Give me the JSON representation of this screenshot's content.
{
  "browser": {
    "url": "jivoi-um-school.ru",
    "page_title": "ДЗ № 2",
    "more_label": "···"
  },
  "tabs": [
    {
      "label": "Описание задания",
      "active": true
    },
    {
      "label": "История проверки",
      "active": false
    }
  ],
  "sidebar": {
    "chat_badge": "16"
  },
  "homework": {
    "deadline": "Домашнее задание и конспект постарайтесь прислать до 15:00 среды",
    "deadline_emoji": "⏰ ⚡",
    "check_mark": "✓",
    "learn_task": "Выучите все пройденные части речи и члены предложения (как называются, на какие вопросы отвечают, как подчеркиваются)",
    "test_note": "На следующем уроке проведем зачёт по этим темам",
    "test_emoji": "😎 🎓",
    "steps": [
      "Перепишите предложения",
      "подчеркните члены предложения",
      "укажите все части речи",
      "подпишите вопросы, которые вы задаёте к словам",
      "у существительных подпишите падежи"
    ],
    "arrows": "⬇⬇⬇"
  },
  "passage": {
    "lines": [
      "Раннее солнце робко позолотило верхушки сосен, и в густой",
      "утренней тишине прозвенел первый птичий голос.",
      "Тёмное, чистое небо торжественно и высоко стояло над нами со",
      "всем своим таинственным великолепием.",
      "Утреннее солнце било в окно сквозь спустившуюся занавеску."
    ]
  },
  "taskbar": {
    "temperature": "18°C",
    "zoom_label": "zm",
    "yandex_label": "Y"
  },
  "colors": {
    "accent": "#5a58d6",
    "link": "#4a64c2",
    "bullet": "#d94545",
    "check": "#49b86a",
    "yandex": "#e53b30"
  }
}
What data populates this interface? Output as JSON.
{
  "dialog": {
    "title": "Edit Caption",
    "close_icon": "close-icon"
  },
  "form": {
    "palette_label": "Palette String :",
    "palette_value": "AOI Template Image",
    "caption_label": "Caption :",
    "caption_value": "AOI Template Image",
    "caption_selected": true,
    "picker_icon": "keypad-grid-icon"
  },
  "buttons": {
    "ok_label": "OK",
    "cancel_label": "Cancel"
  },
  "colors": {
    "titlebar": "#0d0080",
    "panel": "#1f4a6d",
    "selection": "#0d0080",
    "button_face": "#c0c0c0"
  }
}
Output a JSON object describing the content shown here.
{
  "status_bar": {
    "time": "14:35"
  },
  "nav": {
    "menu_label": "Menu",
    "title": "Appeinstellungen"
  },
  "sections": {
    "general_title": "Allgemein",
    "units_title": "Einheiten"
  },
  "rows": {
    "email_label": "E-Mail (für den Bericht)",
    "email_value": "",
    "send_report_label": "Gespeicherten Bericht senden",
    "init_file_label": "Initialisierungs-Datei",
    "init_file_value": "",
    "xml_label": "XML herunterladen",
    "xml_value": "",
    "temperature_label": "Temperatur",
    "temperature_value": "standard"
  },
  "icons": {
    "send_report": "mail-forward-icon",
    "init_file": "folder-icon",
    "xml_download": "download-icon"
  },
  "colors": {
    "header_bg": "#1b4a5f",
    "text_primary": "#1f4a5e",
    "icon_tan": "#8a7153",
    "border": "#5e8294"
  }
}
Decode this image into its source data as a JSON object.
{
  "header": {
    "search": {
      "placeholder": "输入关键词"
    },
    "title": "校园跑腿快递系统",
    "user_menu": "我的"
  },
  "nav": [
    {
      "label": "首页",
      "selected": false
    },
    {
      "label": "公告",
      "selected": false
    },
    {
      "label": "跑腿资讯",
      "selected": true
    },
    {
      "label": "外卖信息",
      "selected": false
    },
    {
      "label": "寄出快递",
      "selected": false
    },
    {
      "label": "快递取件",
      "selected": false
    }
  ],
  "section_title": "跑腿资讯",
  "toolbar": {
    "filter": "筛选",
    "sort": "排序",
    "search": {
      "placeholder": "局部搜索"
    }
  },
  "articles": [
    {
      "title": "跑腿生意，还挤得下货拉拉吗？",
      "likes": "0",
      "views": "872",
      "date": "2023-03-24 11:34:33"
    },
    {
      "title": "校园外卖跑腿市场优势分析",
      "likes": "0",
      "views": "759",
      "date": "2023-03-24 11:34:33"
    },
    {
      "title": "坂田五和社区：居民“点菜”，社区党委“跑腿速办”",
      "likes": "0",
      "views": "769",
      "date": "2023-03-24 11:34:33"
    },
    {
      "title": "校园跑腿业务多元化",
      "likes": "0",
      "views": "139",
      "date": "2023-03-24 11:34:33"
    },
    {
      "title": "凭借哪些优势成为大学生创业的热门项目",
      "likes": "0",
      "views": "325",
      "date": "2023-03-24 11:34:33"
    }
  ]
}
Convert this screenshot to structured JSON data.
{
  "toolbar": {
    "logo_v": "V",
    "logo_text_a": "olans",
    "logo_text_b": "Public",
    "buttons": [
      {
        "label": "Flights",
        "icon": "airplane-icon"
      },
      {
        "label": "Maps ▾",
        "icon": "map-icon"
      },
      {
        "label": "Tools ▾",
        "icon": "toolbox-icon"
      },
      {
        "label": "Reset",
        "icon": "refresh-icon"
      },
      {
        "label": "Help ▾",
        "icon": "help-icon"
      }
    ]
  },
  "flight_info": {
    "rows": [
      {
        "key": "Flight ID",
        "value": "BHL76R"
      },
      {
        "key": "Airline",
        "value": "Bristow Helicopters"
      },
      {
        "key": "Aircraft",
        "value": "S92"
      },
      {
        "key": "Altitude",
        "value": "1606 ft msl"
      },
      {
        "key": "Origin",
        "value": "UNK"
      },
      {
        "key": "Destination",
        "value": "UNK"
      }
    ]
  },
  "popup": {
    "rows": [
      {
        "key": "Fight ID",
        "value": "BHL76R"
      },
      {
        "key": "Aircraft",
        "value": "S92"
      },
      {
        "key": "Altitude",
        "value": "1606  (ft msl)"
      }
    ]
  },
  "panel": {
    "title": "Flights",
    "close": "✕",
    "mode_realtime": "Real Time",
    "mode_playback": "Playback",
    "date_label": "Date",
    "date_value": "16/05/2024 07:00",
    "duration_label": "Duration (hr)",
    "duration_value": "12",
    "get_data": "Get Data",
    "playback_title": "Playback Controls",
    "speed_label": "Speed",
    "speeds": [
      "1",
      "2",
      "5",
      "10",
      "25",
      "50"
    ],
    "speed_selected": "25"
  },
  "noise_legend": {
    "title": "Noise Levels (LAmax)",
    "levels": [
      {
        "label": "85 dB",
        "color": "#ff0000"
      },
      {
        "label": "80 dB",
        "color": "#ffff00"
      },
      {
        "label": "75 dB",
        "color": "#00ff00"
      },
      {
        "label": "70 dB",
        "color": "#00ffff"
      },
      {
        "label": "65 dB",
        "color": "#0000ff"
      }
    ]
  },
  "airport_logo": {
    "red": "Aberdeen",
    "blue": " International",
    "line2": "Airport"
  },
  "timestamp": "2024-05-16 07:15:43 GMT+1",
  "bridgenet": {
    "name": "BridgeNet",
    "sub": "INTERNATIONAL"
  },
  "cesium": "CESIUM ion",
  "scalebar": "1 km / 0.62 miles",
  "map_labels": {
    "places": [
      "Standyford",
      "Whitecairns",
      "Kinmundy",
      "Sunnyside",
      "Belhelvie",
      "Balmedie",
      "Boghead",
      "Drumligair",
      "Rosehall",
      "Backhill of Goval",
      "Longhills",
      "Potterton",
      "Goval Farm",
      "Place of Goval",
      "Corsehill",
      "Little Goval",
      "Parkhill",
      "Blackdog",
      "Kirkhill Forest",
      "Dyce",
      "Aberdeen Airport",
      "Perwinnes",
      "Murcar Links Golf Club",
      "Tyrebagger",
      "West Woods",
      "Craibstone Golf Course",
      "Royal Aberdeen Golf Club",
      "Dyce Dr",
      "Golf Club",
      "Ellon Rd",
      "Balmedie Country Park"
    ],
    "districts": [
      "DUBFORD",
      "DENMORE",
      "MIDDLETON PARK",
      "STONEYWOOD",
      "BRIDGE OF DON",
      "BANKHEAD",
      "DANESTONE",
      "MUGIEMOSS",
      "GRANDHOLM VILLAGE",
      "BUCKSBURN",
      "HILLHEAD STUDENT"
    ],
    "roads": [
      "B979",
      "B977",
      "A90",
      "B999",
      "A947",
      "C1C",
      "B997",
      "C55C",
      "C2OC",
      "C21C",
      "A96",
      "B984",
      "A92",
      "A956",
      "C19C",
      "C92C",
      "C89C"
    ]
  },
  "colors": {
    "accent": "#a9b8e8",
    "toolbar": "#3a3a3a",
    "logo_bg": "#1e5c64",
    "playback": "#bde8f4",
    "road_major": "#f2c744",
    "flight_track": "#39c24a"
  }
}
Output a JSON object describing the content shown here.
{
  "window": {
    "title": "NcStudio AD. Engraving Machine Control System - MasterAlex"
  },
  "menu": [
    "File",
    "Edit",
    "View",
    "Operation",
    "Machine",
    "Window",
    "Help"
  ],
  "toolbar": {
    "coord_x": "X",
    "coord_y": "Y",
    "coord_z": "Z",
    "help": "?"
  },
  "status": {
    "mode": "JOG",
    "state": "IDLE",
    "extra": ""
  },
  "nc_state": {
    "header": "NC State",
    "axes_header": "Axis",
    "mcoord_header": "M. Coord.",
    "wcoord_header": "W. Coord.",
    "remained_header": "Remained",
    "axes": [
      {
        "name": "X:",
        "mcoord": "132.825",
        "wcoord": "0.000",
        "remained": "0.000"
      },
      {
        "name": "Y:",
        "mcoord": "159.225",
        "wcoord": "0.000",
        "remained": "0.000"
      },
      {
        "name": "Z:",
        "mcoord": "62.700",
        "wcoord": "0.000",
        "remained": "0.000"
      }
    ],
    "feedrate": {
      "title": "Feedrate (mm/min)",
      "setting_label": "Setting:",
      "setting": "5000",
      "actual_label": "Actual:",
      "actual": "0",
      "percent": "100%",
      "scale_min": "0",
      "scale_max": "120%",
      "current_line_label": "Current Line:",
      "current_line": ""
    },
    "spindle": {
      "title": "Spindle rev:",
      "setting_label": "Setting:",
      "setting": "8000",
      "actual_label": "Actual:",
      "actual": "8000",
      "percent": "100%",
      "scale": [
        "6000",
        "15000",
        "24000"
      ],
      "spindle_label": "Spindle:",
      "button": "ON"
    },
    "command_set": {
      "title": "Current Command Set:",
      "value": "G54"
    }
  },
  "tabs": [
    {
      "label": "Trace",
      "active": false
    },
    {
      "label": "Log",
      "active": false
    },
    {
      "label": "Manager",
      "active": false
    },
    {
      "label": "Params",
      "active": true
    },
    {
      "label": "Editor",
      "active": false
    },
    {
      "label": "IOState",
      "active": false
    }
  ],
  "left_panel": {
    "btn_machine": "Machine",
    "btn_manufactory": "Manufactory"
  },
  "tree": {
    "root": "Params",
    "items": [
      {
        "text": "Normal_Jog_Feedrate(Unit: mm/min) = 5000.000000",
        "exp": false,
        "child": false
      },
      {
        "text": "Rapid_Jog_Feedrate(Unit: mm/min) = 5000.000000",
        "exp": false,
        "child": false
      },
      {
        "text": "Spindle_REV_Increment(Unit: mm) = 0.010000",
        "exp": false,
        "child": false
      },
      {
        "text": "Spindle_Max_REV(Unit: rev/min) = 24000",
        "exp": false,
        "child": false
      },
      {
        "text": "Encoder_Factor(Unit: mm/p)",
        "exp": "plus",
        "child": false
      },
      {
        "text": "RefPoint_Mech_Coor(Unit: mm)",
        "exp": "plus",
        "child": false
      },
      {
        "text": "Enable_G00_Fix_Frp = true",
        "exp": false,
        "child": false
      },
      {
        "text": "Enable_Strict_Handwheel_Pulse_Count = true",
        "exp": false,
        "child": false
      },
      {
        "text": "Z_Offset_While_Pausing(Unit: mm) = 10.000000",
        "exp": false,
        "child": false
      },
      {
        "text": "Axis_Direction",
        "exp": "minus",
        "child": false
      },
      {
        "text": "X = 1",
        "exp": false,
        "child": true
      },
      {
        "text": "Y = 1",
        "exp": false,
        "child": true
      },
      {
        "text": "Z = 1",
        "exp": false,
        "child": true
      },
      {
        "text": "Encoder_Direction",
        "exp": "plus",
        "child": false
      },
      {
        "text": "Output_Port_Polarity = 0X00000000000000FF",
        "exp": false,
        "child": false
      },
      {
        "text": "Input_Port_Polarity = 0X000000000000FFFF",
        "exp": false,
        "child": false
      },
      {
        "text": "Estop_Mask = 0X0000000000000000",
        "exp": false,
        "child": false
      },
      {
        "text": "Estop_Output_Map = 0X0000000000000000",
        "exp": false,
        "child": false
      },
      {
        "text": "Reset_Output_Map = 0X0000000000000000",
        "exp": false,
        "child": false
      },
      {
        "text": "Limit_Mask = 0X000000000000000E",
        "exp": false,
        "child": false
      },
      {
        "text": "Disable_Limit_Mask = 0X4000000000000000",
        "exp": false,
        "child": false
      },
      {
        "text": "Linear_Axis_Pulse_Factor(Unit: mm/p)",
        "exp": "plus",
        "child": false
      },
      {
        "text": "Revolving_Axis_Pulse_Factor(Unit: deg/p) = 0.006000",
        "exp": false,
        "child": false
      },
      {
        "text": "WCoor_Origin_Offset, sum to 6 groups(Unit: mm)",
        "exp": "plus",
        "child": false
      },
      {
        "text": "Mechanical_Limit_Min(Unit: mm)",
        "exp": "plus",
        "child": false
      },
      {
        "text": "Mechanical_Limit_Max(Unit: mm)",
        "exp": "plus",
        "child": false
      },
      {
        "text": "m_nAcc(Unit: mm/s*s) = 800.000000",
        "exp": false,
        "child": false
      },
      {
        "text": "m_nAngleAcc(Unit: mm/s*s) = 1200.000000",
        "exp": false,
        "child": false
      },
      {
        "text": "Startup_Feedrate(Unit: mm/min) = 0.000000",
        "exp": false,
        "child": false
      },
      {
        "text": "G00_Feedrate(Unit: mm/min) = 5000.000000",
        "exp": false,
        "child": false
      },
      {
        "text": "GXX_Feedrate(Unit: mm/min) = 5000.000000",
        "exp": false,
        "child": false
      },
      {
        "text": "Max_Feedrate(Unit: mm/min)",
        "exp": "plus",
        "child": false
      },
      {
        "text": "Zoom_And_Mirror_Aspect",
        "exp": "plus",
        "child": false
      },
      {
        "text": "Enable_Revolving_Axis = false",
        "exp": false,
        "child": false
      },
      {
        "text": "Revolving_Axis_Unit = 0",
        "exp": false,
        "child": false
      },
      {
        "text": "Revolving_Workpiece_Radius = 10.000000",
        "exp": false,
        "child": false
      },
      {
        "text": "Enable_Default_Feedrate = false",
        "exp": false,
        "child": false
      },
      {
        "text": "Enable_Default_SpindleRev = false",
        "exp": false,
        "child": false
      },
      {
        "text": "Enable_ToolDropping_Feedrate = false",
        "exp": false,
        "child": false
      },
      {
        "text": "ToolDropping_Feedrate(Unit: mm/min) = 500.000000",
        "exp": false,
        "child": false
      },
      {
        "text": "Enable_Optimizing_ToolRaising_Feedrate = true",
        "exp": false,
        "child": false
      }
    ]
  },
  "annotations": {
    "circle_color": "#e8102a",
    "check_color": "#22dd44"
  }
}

::::

• [WORK TO COMPLETE]: Where does the word "Club" appear? Return each line that holds it.

• [TASK ANSWER]:
      "Murcar Links Golf Club",
      "Royal Aberdeen Golf Club",
      "Golf Club",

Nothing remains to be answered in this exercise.